Written problem:
Each entry below is to be duplicated verbatim.

= = = = =

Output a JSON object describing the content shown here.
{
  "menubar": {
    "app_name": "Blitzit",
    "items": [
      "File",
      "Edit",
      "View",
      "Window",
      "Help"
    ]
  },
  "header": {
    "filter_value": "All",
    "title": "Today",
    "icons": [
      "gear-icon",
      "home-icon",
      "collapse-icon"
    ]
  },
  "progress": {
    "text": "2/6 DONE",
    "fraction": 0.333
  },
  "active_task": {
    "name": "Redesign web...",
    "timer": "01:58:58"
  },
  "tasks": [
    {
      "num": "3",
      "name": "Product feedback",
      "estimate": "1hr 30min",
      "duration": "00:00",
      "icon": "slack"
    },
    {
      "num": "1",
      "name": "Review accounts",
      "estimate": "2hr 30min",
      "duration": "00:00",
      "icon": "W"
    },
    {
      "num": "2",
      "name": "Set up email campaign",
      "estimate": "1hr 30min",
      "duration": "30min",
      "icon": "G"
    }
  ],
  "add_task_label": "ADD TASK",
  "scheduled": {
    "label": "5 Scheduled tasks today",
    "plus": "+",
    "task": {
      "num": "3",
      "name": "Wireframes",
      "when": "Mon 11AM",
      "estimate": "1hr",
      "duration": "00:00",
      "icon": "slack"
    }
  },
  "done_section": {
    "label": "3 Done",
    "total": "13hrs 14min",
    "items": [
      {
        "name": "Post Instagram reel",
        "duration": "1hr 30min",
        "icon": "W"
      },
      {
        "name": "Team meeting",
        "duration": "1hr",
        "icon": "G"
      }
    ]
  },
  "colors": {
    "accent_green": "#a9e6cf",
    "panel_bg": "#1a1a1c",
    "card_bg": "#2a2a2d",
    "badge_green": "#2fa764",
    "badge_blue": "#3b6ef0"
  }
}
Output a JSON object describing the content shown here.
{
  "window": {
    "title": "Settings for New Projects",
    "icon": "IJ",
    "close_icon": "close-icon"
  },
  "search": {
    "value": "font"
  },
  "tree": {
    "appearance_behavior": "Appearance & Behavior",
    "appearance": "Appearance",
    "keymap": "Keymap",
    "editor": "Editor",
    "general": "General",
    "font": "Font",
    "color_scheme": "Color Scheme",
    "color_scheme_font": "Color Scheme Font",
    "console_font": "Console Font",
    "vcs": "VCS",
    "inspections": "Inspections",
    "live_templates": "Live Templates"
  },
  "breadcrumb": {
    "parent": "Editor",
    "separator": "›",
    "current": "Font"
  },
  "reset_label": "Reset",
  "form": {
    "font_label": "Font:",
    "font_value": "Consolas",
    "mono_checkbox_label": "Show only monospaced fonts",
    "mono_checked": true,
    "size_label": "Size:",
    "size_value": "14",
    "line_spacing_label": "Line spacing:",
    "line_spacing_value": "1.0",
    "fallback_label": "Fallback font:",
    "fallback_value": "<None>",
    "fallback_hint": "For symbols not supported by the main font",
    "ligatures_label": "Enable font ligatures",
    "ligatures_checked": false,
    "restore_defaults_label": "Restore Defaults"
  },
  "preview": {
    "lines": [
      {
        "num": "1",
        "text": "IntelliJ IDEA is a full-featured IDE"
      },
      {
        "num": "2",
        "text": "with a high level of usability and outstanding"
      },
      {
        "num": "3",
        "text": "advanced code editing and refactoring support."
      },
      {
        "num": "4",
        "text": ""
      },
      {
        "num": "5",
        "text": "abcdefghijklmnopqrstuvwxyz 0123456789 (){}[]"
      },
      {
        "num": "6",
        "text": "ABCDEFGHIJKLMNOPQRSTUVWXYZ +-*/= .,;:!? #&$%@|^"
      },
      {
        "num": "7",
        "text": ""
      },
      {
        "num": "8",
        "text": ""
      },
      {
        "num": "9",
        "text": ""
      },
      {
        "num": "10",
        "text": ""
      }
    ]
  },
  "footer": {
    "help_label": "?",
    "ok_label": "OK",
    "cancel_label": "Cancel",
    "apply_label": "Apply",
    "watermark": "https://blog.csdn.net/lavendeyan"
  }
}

= = = = =

Finished exercise:
Output a JSON object describing the content shown here.
{
  "menubar": {
    "app_name": "Blitzit",
    "items": [
      "File",
      "Edit",
      "View",
      "Window",
      "Help"
    ]
  },
  "header": {
    "filter_value": "All",
    "title": "Today",
    "icons": [
      "gear-icon",
      "home-icon",
      "collapse-icon"
    ]
  },
  "progress": {
    "text": "2/6 DONE",
    "fraction": 0.333
  },
  "active_task": {
    "name": "Redesign web...",
    "timer": "01:58:58"
  },
  "tasks": [
    {
      "num": "3",
      "name": "Product feedback",
      "estimate": "1hr 30min",
      "duration": "00:00",
      "icon": "slack"
    },
    {
      "num": "1",
      "name": "Review accounts",
      "estimate": "2hr 30min",
      "duration": "00:00",
      "icon": "W"
    },
    {
      "num": "2",
      "name": "Set up email campaign",
      "estimate": "1hr 30min",
      "duration": "30min",
      "icon": "G"
    }
  ],
  "add_task_label": "ADD TASK",
  "scheduled": {
    "label": "5 Scheduled tasks today",
    "plus": "+",
    "task": {
      "num": "3",
      "name": "Wireframes",
      "when": "Mon 11AM",
      "estimate": "1hr",
      "duration": "00:00",
      "icon": "slack"
    }
  },
  "done_section": {
    "label": "3 Done",
    "total": "13hrs 14min",
    "items": [
      {
        "name": "Post Instagram reel",
        "duration": "1hr 30min",
        "icon": "W"
      },
      {
        "name": "Team meeting",
        "duration": "1hr",
        "icon": "G"
      }
    ]
  },
  "colors": {
    "accent_green": "#a9e6cf",
    "panel_bg": "#1a1a1c",
    "card_bg": "#2a2a2d",
    "badge_green": "#2fa764",
    "badge_blue": "#3b6ef0"
  }
}
Output a JSON object describing the content shown here.
{
  "window": {
    "title": "Settings for New Projects",
    "icon": "IJ",
    "close_icon": "close-icon"
  },
  "search": {
    "value": "font"
  },
  "tree": {
    "appearance_behavior": "Appearance & Behavior",
    "appearance": "Appearance",
    "keymap": "Keymap",
    "editor": "Editor",
    "general": "General",
    "font": "Font",
    "color_scheme": "Color Scheme",
    "color_scheme_font": "Color Scheme Font",
    "console_font": "Console Font",
    "vcs": "VCS",
    "inspections": "Inspections",
    "live_templates": "Live Templates"
  },
  "breadcrumb": {
    "parent": "Editor",
    "separator": "›",
    "current": "Font"
  },
  "reset_label": "Reset",
  "form": {
    "font_label": "Font:",
    "font_value": "Consolas",
    "mono_checkbox_label": "Show only monospaced fonts",
    "mono_checked": true,
    "size_label": "Size:",
    "size_value": "14",
    "line_spacing_label": "Line spacing:",
    "line_spacing_value": "1.0",
    "fallback_label": "Fallback font:",
    "fallback_value": "<None>",
    "fallback_hint": "For symbols not supported by the main font",
    "ligatures_label": "Enable font ligatures",
    "ligatures_checked": false,
    "restore_defaults_label": "Restore Defaults"
  },
  "preview": {
    "lines": [
      {
        "num": "1",
        "text": "IntelliJ IDEA is a full-featured IDE"
      },
      {
        "num": "2",
        "text": "with a high level of usability and outstanding"
      },
      {
        "num": "3",
        "text": "advanced code editing and refactoring support."
      },
      {
        "num": "4",
        "text": ""
      },
      {
        "num": "5",
        "text": "abcdefghijklmnopqrstuvwxyz 0123456789 (){}[]"
      },
      {
        "num": "6",
        "text": "ABCDEFGHIJKLMNOPQRSTUVWXYZ +-*/= .,;:!? #&$%@|^"
      },
      {
        "num": "7",
        "text": ""
      },
      {
        "num": "8",
        "text": ""
      },
      {
        "num": "9",
        "text": ""
      },
      {
        "num": "10",
        "text": ""
      }
    ]
  },
  "footer": {
    "help_label": "?",
    "ok_label": "OK",
    "cancel_label": "Cancel",
    "apply_label": "Apply",
    "watermark": "https://blog.csdn.net/lavendeyan"
  }
}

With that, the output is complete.